*PROBLEM*: Repeat the listing in full, word for word.

━━ PROVIDED RECORDS

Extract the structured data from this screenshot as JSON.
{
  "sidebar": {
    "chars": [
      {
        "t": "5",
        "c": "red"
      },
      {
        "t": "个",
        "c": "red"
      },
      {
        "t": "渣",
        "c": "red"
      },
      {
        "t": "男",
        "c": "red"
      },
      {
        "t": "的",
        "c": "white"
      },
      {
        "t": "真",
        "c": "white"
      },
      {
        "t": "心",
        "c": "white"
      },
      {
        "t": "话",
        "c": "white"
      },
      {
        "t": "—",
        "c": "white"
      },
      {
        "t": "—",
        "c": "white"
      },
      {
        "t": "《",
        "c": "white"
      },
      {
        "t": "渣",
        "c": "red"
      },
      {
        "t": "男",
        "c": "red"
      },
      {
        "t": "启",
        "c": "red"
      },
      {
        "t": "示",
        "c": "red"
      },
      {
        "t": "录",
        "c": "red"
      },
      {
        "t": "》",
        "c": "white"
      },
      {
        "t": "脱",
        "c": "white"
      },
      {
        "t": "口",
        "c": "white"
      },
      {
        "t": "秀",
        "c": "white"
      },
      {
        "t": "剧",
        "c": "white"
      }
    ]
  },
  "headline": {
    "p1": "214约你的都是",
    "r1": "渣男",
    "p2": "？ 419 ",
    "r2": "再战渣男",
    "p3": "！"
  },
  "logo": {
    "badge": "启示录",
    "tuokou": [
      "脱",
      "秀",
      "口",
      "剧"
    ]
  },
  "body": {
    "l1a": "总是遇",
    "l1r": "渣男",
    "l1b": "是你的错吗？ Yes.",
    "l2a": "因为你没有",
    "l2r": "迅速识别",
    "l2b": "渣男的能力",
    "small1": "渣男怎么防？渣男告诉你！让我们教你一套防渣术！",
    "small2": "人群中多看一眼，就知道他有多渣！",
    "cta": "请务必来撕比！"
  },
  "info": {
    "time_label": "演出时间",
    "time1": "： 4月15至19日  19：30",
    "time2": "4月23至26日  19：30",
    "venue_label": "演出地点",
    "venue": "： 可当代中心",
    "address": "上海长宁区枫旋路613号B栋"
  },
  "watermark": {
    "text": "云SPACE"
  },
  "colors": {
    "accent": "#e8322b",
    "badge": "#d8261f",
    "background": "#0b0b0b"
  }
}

━━━━

*SOLUTION TO THE EXERCISE*:
Extract the structured data from this screenshot as JSON.
{
  "sidebar": {
    "chars": [
      {
        "t": "5",
        "c": "red"
      },
      {
        "t": "个",
        "c": "red"
      },
      {
        "t": "渣",
        "c": "red"
      },
      {
        "t": "男",
        "c": "red"
      },
      {
        "t": "的",
        "c": "white"
      },
      {
        "t": "真",
        "c": "white"
      },
      {
        "t": "心",
        "c": "white"
      },
      {
        "t": "话",
        "c": "white"
      },
      {
        "t": "—",
        "c": "white"
      },
      {
        "t": "—",
        "c": "white"
      },
      {
        "t": "《",
        "c": "white"
      },
      {
        "t": "渣",
        "c": "red"
      },
      {
        "t": "男",
        "c": "red"
      },
      {
        "t": "启",
        "c": "red"
      },
      {
        "t": "示",
        "c": "red"
      },
      {
        "t": "录",
        "c": "red"
      },
      {
        "t": "》",
        "c": "white"
      },
      {
        "t": "脱",
        "c": "white"
      },
      {
        "t": "口",
        "c": "white"
      },
      {
        "t": "秀",
        "c": "white"
      },
      {
        "t": "剧",
        "c": "white"
      }
    ]
  },
  "headline": {
    "p1": "214约你的都是",
    "r1": "渣男",
    "p2": "？ 419 ",
    "r2": "再战渣男",
    "p3": "！"
  },
  "logo": {
    "badge": "启示录",
    "tuokou": [
      "脱",
      "秀",
      "口",
      "剧"
    ]
  },
  "body": {
    "l1a": "总是遇",
    "l1r": "渣男",
    "l1b": "是你的错吗？ Yes.",
    "l2a": "因为你没有",
    "l2r": "迅速识别",
    "l2b": "渣男的能力",
    "small1": "渣男怎么防？渣男告诉你！让我们教你一套防渣术！",
    "small2": "人群中多看一眼，就知道他有多渣！",
    "cta": "请务必来撕比！"
  },
  "info": {
    "time_label": "演出时间",
    "time1": "： 4月15至19日  19：30",
    "time2": "4月23至26日  19：30",
    "venue_label": "演出地点",
    "venue": "： 可当代中心",
    "address": "上海长宁区枫旋路613号B栋"
  },
  "watermark": {
    "text": "云SPACE"
  },
  "colors": {
    "accent": "#e8322b",
    "badge": "#d8261f",
    "background": "#0b0b0b"
  }
}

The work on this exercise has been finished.